WORK INSTRUCTIONS:
The entries below are to be written out again without alteration.

* Start THE DATA *

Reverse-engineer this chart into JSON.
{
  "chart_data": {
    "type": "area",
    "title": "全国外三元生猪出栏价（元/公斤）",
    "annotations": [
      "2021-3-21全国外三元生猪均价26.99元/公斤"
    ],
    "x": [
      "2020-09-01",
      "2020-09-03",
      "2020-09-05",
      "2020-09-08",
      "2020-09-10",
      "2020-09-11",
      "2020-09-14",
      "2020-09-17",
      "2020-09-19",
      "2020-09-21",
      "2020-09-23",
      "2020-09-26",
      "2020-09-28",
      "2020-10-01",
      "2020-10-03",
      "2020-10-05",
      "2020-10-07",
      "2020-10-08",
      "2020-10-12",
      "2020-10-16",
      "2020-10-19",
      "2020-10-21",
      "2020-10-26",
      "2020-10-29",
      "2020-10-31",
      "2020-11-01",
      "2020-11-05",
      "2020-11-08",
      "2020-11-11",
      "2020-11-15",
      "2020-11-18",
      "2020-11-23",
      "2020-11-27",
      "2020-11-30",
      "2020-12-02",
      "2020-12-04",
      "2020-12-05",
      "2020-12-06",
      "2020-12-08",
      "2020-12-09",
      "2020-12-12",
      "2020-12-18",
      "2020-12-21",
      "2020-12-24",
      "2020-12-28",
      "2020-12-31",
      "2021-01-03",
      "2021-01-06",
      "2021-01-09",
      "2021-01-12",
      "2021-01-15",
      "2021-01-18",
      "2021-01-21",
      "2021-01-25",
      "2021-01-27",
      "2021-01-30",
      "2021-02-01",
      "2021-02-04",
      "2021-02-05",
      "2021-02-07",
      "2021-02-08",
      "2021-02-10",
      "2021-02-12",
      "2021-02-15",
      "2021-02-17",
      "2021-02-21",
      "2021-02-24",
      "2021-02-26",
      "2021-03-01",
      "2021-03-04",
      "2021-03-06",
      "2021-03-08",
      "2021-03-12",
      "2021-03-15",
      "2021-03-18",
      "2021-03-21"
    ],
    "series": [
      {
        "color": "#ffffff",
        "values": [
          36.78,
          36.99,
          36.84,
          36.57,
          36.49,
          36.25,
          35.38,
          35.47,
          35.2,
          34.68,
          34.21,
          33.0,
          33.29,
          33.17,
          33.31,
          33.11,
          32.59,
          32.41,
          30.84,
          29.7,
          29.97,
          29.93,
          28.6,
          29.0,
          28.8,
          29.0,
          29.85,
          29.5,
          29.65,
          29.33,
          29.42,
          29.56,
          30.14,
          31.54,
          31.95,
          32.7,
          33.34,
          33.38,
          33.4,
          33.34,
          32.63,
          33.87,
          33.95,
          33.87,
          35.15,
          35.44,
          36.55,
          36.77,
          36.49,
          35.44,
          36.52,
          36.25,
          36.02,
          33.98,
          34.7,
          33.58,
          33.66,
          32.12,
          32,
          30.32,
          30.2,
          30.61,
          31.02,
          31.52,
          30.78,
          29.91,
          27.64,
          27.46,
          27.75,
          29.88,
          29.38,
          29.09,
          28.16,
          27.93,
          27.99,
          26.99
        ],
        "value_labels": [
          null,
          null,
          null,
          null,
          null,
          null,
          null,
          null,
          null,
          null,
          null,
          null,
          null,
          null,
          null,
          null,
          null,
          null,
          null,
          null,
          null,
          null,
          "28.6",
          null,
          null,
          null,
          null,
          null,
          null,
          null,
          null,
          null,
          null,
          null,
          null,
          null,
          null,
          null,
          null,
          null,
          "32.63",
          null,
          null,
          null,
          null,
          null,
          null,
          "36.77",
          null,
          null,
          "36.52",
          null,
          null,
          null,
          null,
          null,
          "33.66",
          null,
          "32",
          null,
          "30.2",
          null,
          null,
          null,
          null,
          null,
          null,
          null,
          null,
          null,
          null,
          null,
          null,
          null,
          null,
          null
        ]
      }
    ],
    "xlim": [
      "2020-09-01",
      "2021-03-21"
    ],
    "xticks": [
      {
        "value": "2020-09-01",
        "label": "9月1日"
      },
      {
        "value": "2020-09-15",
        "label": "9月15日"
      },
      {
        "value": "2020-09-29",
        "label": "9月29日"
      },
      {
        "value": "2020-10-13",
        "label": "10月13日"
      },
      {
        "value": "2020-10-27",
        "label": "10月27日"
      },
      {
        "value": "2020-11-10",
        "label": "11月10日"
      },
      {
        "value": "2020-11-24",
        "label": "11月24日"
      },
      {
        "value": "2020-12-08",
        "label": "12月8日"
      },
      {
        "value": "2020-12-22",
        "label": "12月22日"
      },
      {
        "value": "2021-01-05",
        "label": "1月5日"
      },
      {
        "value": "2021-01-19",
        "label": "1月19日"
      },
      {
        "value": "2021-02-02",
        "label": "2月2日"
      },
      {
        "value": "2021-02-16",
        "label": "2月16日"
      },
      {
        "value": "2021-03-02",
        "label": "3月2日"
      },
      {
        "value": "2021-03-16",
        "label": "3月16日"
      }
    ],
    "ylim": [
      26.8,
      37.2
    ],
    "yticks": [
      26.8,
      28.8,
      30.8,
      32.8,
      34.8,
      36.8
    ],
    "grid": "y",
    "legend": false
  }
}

* End THE DATA *

FINISHED EXERCISE:
Reverse-engineer this chart into JSON.
{
  "chart_data": {
    "type": "area",
    "title": "全国外三元生猪出栏价（元/公斤）",
    "annotations": [
      "2021-3-21全国外三元生猪均价26.99元/公斤"
    ],
    "x": [
      "2020-09-01",
      "2020-09-03",
      "2020-09-05",
      "2020-09-08",
      "2020-09-10",
      "2020-09-11",
      "2020-09-14",
      "2020-09-17",
      "2020-09-19",
      "2020-09-21",
      "2020-09-23",
      "2020-09-26",
      "2020-09-28",
      "2020-10-01",
      "2020-10-03",
      "2020-10-05",
      "2020-10-07",
      "2020-10-08",
      "2020-10-12",
      "2020-10-16",
      "2020-10-19",
      "2020-10-21",
      "2020-10-26",
      "2020-10-29",
      "2020-10-31",
      "2020-11-01",
      "2020-11-05",
      "2020-11-08",
      "2020-11-11",
      "2020-11-15",
      "2020-11-18",
      "2020-11-23",
      "2020-11-27",
      "2020-11-30",
      "2020-12-02",
      "2020-12-04",
      "2020-12-05",
      "2020-12-06",
      "2020-12-08",
      "2020-12-09",
      "2020-12-12",
      "2020-12-18",
      "2020-12-21",
      "2020-12-24",
      "2020-12-28",
      "2020-12-31",
      "2021-01-03",
      "2021-01-06",
      "2021-01-09",
      "2021-01-12",
      "2021-01-15",
      "2021-01-18",
      "2021-01-21",
      "2021-01-25",
      "2021-01-27",
      "2021-01-30",
      "2021-02-01",
      "2021-02-04",
      "2021-02-05",
      "2021-02-07",
      "2021-02-08",
      "2021-02-10",
      "2021-02-12",
      "2021-02-15",
      "2021-02-17",
      "2021-02-21",
      "2021-02-24",
      "2021-02-26",
      "2021-03-01",
      "2021-03-04",
      "2021-03-06",
      "2021-03-08",
      "2021-03-12",
      "2021-03-15",
      "2021-03-18",
      "2021-03-21"
    ],
    "series": [
      {
        "color": "#ffffff",
        "values": [
          36.78,
          36.99,
          36.84,
          36.57,
          36.49,
          36.25,
          35.38,
          35.47,
          35.2,
          34.68,
          34.21,
          33.0,
          33.29,
          33.17,
          33.31,
          33.11,
          32.59,
          32.41,
          30.84,
          29.7,
          29.97,
          29.93,
          28.6,
          29.0,
          28.8,
          29.0,
          29.85,
          29.5,
          29.65,
          29.33,
          29.42,
          29.56,
          30.14,
          31.54,
          31.95,
          32.7,
          33.34,
          33.38,
          33.4,
          33.34,
          32.63,
          33.87,
          33.95,
          33.87,
          35.15,
          35.44,
          36.55,
          36.77,
          36.49,
          35.44,
          36.52,
          36.25,
          36.02,
          33.98,
          34.7,
          33.58,
          33.66,
          32.12,
          32,
          30.32,
          30.2,
          30.61,
          31.02,
          31.52,
          30.78,
          29.91,
          27.64,
          27.46,
          27.75,
          29.88,
          29.38,
          29.09,
          28.16,
          27.93,
          27.99,
          26.99
        ],
        "value_labels": [
          null,
          null,
          null,
          null,
          null,
          null,
          null,
          null,
          null,
          null,
          null,
          null,
          null,
          null,
          null,
          null,
          null,
          null,
          null,
          null,
          null,
          null,
          "28.6",
          null,
          null,
          null,
          null,
          null,
          null,
          null,
          null,
          null,
          null,
          null,
          null,
          null,
          null,
          null,
          null,
          null,
          "32.63",
          null,
          null,
          null,
          null,
          null,
          null,
          "36.77",
          null,
          null,
          "36.52",
          null,
          null,
          null,
          null,
          null,
          "33.66",
          null,
          "32",
          null,
          "30.2",
          null,
          null,
          null,
          null,
          null,
          null,
          null,
          null,
          null,
          null,
          null,
          null,
          null,
          null,
          null
        ]
      }
    ],
    "xlim": [
      "2020-09-01",
      "2021-03-21"
    ],
    "xticks": [
      {
        "value": "2020-09-01",
        "label": "9月1日"
      },
      {
        "value": "2020-09-15",
        "label": "9月15日"
      },
      {
        "value": "2020-09-29",
        "label": "9月29日"
      },
      {
        "value": "2020-10-13",
        "label": "10月13日"
      },
      {
        "value": "2020-10-27",
        "label": "10月27日"
      },
      {
        "value": "2020-11-10",
        "label": "11月10日"
      },
      {
        "value": "2020-11-24",
        "label": "11月24日"
      },
      {
        "value": "2020-12-08",
        "label": "12月8日"
      },
      {
        "value": "2020-12-22",
        "label": "12月22日"
      },
      {
        "value": "2021-01-05",
        "label": "1月5日"
      },
      {
        "value": "2021-01-19",
        "label": "1月19日"
      },
      {
        "value": "2021-02-02",
        "label": "2月2日"
      },
      {
        "value": "2021-02-16",
        "label": "2月16日"
      },
      {
        "value": "2021-03-02",
        "label": "3月2日"
      },
      {
        "value": "2021-03-16",
        "label": "3月16日"
      }
    ],
    "ylim": [
      26.8,
      37.2
    ],
    "yticks": [
      26.8,
      28.8,
      30.8,
      32.8,
      34.8,
      36.8
    ],
    "grid": "y",
    "legend": false
  }
}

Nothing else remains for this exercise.